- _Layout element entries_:
◇ ◇ ◇ ◇ ◇

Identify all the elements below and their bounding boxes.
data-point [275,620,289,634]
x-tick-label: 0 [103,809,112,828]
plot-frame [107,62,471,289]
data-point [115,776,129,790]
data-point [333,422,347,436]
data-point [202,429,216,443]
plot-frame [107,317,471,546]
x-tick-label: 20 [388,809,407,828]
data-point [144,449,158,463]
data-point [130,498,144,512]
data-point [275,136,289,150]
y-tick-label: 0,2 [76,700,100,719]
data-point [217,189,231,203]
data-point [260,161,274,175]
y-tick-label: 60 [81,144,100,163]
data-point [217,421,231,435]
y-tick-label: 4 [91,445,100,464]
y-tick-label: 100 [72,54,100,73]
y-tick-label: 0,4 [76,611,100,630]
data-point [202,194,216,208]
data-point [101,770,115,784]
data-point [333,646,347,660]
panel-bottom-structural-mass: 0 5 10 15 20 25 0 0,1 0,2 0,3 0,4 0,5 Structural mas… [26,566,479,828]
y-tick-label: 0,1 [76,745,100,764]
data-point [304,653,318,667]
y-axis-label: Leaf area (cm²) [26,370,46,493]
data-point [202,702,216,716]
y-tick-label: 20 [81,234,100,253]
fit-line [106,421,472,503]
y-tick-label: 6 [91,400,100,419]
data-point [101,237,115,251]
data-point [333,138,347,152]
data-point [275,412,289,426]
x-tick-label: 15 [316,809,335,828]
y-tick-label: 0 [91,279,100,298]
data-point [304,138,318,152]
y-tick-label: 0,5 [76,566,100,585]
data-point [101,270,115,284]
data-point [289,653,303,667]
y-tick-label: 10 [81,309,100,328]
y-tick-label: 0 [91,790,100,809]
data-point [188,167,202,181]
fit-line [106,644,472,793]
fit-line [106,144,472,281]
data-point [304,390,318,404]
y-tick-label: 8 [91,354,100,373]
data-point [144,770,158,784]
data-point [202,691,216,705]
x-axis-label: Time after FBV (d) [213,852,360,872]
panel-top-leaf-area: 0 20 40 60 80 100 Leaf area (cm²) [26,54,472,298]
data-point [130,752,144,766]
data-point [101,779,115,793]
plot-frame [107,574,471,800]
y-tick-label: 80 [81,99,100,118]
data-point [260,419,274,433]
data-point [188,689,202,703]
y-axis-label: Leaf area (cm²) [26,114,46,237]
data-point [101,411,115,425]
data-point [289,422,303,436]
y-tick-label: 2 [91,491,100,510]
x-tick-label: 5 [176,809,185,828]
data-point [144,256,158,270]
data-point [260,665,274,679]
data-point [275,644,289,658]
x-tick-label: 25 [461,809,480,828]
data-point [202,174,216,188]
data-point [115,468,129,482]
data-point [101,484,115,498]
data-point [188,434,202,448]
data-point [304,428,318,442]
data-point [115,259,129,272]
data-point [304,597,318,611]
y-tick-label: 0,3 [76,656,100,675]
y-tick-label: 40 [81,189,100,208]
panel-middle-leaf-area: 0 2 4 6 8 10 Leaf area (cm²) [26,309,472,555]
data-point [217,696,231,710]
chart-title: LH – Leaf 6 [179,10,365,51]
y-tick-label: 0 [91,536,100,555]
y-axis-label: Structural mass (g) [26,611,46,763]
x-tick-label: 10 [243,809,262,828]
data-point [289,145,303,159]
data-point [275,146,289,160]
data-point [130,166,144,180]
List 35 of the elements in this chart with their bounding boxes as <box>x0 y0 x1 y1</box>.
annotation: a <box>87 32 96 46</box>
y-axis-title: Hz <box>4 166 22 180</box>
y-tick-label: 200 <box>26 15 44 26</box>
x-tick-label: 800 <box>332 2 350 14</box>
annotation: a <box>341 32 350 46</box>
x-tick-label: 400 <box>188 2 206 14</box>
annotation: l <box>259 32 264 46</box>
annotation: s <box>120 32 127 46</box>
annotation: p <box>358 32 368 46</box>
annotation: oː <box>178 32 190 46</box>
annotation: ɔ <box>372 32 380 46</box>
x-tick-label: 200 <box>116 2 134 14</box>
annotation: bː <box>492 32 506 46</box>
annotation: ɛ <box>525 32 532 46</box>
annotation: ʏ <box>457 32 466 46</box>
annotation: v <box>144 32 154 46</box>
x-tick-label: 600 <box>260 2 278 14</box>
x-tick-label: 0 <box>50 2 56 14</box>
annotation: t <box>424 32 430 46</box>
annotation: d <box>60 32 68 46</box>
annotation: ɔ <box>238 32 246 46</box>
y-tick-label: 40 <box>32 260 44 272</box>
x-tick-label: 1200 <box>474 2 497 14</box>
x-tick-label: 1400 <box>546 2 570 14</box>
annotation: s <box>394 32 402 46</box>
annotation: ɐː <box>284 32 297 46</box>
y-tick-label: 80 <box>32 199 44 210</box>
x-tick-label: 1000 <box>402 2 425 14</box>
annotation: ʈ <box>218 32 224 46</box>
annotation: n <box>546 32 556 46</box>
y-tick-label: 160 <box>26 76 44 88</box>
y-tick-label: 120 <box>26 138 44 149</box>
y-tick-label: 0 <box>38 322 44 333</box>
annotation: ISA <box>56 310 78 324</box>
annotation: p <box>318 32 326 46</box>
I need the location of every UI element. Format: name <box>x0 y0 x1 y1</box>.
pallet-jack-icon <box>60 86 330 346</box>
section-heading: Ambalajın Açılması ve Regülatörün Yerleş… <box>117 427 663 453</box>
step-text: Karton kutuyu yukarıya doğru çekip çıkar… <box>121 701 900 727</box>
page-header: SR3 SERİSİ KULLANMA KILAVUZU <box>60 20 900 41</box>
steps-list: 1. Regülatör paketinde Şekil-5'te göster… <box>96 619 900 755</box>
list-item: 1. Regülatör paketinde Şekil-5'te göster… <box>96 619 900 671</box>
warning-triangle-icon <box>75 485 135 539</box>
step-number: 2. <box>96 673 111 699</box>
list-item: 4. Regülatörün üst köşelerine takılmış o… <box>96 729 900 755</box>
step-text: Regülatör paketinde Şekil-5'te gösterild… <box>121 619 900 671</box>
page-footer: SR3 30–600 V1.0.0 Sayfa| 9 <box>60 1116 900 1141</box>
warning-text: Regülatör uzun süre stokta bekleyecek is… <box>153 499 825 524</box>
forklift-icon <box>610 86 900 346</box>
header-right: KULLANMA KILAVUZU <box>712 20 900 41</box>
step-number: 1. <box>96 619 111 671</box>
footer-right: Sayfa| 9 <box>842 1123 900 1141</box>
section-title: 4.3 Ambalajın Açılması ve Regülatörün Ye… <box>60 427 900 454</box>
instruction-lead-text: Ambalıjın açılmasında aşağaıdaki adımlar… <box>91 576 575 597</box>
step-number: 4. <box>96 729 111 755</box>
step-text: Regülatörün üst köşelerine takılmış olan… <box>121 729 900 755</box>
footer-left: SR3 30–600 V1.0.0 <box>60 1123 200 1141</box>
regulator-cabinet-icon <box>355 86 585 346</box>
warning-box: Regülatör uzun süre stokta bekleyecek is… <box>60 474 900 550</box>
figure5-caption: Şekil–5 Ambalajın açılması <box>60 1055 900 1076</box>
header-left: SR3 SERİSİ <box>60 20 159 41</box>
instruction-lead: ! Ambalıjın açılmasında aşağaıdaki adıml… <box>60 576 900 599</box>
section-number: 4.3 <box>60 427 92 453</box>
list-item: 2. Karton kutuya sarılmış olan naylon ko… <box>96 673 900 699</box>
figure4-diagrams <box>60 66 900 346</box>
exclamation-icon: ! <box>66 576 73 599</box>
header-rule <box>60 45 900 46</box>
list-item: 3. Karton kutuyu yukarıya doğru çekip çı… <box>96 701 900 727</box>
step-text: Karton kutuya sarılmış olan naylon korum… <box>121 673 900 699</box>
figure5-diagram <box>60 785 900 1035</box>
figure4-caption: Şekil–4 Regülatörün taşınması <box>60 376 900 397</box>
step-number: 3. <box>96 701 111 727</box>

◇ ◇ ◇ ◇ ◇

- _What the task asks_: Give the stretch from the start of the records through the line containing "data-point [144,770,158,784]" as a Markdown table with the columns No. and Line, leaving out any blank lines.

- _Solution for this task_:
| No. | Line |
|---|---|
| 1 | Identify all the elements below and their bounding boxes. |
| 2 | data-point [275,620,289,634] |
| 3 | x-tick-label: 0 [103,809,112,828] |
| 4 | plot-frame [107,62,471,289] |
| 5 | data-point [115,776,129,790] |
| 6 | data-point [333,422,347,436] |
| 7 | data-point [202,429,216,443] |
| 8 | plot-frame [107,317,471,546] |
| 9 | x-tick-label: 20 [388,809,407,828] |
| 10 | data-point [144,449,158,463] |
| 11 | data-point [130,498,144,512] |
| 12 | data-point [275,136,289,150] |
| 13 | y-tick-label: 0,2 [76,700,100,719] |
| 14 | data-point [217,189,231,203] |
| 15 | data-point [260,161,274,175] |
| 16 | y-tick-label: 60 [81,144,100,163] |
| 17 | data-point [217,421,231,435] |
| 18 | y-tick-label: 4 [91,445,100,464] |
| 19 | y-tick-label: 100 [72,54,100,73] |
| 20 | y-tick-label: 0,4 [76,611,100,630] |
| 21 | data-point [202,194,216,208] |
| 22 | data-point [101,770,115,784] |
| 23 | data-point [333,646,347,660] |
| 24 | panel-bottom-structural-mass: 0 5 10 15 20 25 0 0,1 0,2 0,3 0,4 0,5 Structural mas… [26,566,479,828] |
| 25 | y-tick-label: 0,1 [76,745,100,764] |
| 26 | data-point [304,653,318,667] |
| 27 | y-axis-label: Leaf area (cm²) [26,370,46,493] |
| 28 | data-point [202,702,216,716] |
| 29 | y-tick-label: 20 [81,234,100,253] |
| 30 | fit-line [106,421,472,503] |
| 31 | y-tick-label: 6 [91,400,100,419] |
| 32 | data-point [101,237,115,251] |
| 33 | data-point [333,138,347,152] |
| 34 | data-point [275,412,289,426] |
| 35 | x-tick-label: 15 [316,809,335,828] |
| 36 | y-tick-label: 0 [91,279,100,298] |
| 37 | data-point [304,138,318,152] |
| 38 | y-tick-label: 0,5 [76,566,100,585] |
| 39 | data-point [101,270,115,284] |
| 40 | data-point [289,653,303,667] |
| 41 | y-tick-label: 10 [81,309,100,328] |
| 42 | y-tick-label: 0 [91,790,100,809] |
| 43 | data-point [188,167,202,181] |
| 44 | fit-line [106,644,472,793] |
| 45 | fit-line [106,144,472,281] |
| 46 | data-point [304,390,318,404] |
| 47 | y-tick-label: 8 [91,354,100,373] |
| 48 | data-point [144,770,158,784] |